[Begin Given records]

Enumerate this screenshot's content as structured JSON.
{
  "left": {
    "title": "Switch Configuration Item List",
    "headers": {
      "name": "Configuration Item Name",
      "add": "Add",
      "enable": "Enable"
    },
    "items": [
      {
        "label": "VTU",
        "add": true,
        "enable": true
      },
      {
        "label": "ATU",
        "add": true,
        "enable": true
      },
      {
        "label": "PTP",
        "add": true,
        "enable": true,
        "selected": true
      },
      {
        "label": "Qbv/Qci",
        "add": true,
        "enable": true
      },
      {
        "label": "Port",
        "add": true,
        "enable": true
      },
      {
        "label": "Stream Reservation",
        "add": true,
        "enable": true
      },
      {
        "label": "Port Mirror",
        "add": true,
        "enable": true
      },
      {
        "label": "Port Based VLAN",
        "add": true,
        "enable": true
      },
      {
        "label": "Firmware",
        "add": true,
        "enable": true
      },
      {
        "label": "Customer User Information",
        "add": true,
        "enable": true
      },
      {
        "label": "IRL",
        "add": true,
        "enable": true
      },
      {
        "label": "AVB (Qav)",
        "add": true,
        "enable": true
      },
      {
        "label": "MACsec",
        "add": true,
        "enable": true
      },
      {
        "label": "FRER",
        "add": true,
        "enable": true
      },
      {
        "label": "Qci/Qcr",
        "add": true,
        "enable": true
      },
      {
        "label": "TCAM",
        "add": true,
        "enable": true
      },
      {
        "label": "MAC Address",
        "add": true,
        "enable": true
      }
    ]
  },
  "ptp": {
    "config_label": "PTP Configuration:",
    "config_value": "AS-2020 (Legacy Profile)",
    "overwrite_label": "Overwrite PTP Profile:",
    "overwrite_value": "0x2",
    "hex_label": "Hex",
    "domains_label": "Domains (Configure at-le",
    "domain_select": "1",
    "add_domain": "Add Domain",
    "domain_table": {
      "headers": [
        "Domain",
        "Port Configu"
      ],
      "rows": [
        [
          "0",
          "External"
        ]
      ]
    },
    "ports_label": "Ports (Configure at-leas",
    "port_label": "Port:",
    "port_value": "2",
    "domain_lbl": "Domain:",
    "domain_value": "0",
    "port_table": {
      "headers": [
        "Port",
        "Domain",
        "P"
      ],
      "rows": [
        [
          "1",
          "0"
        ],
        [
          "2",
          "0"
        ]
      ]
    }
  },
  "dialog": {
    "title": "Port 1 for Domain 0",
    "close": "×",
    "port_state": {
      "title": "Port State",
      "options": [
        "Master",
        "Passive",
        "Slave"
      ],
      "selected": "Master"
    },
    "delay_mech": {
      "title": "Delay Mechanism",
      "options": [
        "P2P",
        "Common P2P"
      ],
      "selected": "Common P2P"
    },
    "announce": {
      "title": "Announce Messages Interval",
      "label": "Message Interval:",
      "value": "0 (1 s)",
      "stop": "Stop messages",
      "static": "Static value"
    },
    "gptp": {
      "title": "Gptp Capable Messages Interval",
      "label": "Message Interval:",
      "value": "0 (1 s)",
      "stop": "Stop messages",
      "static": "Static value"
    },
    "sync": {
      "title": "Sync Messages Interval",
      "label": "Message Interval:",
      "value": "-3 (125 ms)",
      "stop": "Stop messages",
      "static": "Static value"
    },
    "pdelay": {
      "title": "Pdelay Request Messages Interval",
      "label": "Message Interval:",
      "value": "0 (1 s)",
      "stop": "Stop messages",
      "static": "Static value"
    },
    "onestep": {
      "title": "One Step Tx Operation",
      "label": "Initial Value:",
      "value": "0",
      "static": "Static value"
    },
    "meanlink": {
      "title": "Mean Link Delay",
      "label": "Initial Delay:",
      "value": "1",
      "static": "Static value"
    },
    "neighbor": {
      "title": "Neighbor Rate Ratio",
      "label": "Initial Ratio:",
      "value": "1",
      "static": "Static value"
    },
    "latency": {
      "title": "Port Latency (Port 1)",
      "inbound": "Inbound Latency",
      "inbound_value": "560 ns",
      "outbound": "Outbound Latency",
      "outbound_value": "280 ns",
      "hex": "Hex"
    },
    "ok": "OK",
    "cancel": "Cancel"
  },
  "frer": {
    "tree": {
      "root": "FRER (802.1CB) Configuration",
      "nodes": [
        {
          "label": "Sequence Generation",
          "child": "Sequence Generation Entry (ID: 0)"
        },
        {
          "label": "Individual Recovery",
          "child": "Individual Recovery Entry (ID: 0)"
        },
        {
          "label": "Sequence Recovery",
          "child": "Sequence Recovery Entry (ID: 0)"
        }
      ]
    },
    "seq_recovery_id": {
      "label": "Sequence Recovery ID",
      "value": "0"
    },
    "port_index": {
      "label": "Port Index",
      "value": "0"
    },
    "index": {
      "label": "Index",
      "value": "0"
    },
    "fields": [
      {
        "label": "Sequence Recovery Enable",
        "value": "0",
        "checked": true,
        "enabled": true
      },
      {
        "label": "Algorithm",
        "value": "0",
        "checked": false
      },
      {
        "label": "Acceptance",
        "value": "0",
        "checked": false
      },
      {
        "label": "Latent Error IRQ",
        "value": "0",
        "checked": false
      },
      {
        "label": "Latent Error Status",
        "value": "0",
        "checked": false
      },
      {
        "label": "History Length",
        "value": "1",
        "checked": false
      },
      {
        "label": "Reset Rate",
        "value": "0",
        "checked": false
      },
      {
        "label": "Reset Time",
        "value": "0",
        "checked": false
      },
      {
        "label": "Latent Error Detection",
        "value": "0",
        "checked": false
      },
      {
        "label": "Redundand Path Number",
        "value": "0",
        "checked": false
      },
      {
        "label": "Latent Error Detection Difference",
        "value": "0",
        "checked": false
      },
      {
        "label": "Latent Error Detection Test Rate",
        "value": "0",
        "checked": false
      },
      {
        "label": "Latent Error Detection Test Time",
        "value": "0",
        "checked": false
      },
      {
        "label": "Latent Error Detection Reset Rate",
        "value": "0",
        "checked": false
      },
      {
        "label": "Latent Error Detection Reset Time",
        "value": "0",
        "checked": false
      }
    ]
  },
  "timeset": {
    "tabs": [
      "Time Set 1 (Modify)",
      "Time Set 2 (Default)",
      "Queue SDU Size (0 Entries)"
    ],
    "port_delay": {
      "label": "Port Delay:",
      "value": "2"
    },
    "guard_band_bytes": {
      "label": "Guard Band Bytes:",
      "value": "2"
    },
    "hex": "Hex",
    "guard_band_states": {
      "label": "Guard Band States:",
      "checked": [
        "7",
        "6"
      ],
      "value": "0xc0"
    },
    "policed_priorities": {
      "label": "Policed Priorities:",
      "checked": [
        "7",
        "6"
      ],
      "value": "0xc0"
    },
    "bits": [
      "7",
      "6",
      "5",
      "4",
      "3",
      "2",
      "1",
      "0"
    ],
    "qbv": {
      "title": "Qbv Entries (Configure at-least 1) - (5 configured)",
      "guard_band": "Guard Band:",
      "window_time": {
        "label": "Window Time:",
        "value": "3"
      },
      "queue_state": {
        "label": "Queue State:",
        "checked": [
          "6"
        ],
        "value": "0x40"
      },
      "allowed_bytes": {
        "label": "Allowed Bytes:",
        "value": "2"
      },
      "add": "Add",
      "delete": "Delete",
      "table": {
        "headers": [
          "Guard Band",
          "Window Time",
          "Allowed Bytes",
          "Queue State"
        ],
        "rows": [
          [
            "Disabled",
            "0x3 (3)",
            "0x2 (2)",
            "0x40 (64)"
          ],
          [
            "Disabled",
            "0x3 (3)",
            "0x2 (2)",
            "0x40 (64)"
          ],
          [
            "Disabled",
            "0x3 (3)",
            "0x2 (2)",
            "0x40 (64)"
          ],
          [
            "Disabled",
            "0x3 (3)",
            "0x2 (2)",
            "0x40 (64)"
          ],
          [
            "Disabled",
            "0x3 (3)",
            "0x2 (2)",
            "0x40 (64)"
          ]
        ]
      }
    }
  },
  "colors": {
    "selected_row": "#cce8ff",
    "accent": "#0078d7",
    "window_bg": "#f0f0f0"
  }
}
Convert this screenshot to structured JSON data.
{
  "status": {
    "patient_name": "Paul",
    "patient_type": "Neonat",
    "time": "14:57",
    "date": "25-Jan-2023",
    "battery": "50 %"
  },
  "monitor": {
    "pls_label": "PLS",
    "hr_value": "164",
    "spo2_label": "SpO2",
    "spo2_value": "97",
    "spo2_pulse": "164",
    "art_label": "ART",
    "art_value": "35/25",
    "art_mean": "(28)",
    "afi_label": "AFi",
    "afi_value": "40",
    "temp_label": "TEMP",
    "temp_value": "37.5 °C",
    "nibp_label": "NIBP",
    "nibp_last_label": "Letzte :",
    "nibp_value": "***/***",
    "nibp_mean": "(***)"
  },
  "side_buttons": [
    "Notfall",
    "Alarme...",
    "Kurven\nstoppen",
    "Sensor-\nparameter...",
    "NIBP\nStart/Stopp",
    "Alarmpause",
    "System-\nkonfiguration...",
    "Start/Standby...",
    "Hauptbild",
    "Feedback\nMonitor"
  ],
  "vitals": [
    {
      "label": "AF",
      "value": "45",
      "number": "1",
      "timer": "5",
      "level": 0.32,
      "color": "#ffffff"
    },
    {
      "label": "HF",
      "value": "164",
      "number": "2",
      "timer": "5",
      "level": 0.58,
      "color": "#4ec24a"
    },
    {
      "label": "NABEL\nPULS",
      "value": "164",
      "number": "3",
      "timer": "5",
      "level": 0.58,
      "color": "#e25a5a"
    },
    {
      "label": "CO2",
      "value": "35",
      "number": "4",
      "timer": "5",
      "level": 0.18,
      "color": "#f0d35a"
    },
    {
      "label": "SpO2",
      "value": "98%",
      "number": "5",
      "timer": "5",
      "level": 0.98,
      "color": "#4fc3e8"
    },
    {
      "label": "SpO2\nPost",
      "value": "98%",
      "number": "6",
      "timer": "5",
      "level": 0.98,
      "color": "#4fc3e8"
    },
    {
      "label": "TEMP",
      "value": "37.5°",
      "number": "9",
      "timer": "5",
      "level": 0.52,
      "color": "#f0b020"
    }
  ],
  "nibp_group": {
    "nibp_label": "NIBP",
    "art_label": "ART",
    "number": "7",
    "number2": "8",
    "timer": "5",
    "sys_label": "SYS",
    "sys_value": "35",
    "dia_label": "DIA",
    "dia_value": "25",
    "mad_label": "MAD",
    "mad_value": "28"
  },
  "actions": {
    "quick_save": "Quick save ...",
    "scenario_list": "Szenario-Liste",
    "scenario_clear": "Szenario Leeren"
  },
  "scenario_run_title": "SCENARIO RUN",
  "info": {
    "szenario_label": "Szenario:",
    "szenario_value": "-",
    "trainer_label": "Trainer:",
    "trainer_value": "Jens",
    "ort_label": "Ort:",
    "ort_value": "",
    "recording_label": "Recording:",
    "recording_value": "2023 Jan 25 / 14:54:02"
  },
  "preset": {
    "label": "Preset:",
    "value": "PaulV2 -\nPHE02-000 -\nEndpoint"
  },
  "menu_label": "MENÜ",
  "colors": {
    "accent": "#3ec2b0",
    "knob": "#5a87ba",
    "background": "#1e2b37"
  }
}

[End Given records]

=== Exercise aim ===
Show all lines in the entries above where the word "level" appears.

=== Task answer ===
      "level": 0.32,
      "level": 0.58,
      "level": 0.58,
      "level": 0.18,
      "level": 0.98,
      "level": 0.98,
      "level": 0.52,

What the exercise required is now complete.